- Extrait du document -
___
«Permettez que (..) j’aille avec vous vers cette grotte des environs de Bethléem, au sud de Jérusalem. Faisons en sorte d’être tous ensemble plutôt là-bas qu’ici: là où «dans le silence de la nuit», se sont fait entendre les vagissements du nouveau-né, expression perpétuelle des fils de la terre. Et, en même temps, s’est fait entendre le ciel, «monde» de Dieu qui habite dans le tabernacle inaccessible de la Gloire. Entre la majesté du Dieu éternel et la terre-mère, qui s’annonce, avec le cri de l’Enfant nouveau-né, s’entrevoit la perspective d’une nouvelle Paix, de la Réconciliation, de l’Alliance: «Voici que le Sauveur du monde est né pour nous». «Les extrémités de la terre ont vu le salut de notre Dieu».
Et pourtant, en ce moment, à cette heure insolite, les extrémités de la terre demeurent à distance. Elles sont en proie à un temps d’attente, loin de la paix. La fatigue remplit plutôt les cœurs des hommes qui se sont endormis, comme s’étaient endormis, non loin de là, les bergers dans les vallées de Bethléem. Ce qui se passe dans la crèche, dans la grotte rocheuse, a une dimension de profonde intimité: c’est quelque chose qui se produit «entre» la Mère et celui qui va naître. Personne d’étranger n’y a accès. Même Joseph le charpentier de Nazareth, n’est qu’un témoin silencieux. Elle seule est pleinement consciente de sa Maternité. Elle seule comprend ce que signifie au juste le cri de l’enfant. La naissance du Christ est avant tout son mystère, son grand Jour. C’est la fête de la Mère.
___
- Enregistrements conservés -
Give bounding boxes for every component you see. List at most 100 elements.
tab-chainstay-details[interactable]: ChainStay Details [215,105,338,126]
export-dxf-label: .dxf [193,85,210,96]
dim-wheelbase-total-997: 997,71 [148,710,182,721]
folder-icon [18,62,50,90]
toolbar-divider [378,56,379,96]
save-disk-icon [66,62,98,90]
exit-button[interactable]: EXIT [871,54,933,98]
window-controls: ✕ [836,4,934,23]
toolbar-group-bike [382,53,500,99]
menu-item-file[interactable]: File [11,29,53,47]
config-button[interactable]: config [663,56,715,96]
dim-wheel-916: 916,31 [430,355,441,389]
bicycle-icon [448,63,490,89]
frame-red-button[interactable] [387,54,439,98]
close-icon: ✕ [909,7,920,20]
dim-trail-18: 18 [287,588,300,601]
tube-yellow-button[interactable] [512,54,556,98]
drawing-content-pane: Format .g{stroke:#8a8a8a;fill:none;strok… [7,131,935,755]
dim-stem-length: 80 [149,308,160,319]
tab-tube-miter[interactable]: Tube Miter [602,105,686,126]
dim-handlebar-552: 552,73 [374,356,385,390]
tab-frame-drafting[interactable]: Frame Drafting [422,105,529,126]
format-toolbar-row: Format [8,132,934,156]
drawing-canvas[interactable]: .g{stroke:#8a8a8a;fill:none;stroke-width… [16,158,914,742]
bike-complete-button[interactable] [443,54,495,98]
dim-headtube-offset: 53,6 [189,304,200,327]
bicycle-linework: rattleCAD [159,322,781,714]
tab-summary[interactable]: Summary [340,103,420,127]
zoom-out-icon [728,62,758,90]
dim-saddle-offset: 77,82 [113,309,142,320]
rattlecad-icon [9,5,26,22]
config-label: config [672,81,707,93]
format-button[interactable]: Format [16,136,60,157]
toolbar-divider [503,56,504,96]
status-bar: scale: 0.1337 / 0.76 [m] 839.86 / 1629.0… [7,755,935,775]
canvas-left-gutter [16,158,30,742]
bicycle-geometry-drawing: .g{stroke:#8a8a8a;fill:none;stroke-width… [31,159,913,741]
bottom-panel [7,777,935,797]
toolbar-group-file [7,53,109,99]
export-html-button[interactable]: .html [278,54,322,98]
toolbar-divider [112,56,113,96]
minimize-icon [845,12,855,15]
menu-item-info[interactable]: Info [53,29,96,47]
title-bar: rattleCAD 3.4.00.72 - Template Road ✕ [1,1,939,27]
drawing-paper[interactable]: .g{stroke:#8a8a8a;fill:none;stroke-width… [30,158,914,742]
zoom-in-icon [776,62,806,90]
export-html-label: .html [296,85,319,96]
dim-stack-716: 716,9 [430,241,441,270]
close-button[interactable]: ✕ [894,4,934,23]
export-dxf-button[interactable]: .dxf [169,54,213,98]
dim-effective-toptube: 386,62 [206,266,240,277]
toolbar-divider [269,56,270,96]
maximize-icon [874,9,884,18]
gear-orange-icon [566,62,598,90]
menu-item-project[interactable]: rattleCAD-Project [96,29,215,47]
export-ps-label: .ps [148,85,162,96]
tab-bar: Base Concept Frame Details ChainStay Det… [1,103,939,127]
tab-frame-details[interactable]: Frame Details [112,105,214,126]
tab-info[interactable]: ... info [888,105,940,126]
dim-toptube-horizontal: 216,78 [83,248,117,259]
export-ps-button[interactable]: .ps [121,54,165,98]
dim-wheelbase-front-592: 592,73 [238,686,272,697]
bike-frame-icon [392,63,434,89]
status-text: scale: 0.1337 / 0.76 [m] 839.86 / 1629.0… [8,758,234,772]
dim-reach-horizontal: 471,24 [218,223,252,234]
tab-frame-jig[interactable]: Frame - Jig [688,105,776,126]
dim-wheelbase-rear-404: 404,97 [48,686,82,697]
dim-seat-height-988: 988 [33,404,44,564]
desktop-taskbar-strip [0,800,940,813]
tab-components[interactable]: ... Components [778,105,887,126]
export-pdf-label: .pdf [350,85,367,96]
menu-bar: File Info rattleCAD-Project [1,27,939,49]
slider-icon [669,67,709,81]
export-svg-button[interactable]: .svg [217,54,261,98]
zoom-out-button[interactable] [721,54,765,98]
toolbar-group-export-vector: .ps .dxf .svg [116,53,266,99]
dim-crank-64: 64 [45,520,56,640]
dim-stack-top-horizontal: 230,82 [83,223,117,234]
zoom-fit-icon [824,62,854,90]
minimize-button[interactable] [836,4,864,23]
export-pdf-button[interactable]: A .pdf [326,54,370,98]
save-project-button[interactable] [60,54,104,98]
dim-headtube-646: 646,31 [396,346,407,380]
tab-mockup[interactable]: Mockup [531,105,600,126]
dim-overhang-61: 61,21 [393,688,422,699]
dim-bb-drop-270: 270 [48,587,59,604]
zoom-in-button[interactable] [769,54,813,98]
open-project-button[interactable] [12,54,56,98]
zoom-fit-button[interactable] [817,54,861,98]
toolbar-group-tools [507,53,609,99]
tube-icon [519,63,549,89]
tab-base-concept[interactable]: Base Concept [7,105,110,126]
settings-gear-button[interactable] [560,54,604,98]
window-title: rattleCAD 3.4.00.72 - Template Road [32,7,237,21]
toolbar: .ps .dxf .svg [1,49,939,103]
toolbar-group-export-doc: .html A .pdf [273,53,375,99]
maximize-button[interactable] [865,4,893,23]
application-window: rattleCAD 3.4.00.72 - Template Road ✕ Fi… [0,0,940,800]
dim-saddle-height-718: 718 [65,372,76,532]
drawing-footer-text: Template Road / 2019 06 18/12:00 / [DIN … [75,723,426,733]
___
- Exercice proposé 1 -
Recopiez mot pour mot le passage du texte sur la nuit de Bethléem, depuis « Et pourtant, en » jusqu'à « de la Mère. » inclus.
- Exercice proposé 2 -
Reprenez le texte sur la naissance du Christ à Bethléem à partir de sa dernière phrase.
Les enregistrements n'ont aucun rôle dans ce travail.

- Résultat de l'exercice 1 -
Et pourtant, en ce moment, à cette heure insolite, les extrémités de la terre demeurent à distance. Elles sont en proie à un temps d’attente, loin de la paix. La fatigue remplit plutôt les cœurs des hommes qui se sont endormis, comme s’étaient endormis, non loin de là, les bergers dans les vallées de Bethléem. Ce qui se passe dans la crèche, dans la grotte rocheuse, a une dimension de profonde intimité: c’est quelque chose qui se produit «entre» la Mère et celui qui va naître. Personne d’étranger n’y a accès. Même Joseph le charpentier de Nazareth, n’est qu’un témoin silencieux. Elle seule est pleinement consciente de sa Maternité. Elle seule comprend ce que signifie au juste le cri de l’enfant. La naissance du Christ est avant tout son mystère, son grand Jour. C’est la fête de la Mère.

- Résultat de l'exercice 2 -
C’est une étrange fête: sans aucun signe de la liturgie de la Synagogue, sans lecture des prophètes et sans chant de psaumes. «Tu n’as voulu ni sacrifice ni offrande, mais tu m’as préparé un corps» (Hb 10, 5) semble dire, par ses vagissements, celui qui, tout en étant le Fils Eternel, Verbe consubstantiel au Père, «Dieu né de Dieu, Lumière née de la Lumière», s’est fait «chair» (cf. Jn 1, 14).
«L’enfant de la crèche vagit, et le monde ne l’entend pas»
Il se révèle dans ce corps comme l’un d’entre nous, petit enfant, dans toute sa fragilité et sa vulnérabilité. Soumis à la sollicitude des hommes, confié à leur amour, sans défense. Il vagit, et le monde ne l’entend pas, il ne peut pas l’entendre. Le cri de l’enfant nouveau-né ne peut se percevoir qu’à la distance de quelques pas.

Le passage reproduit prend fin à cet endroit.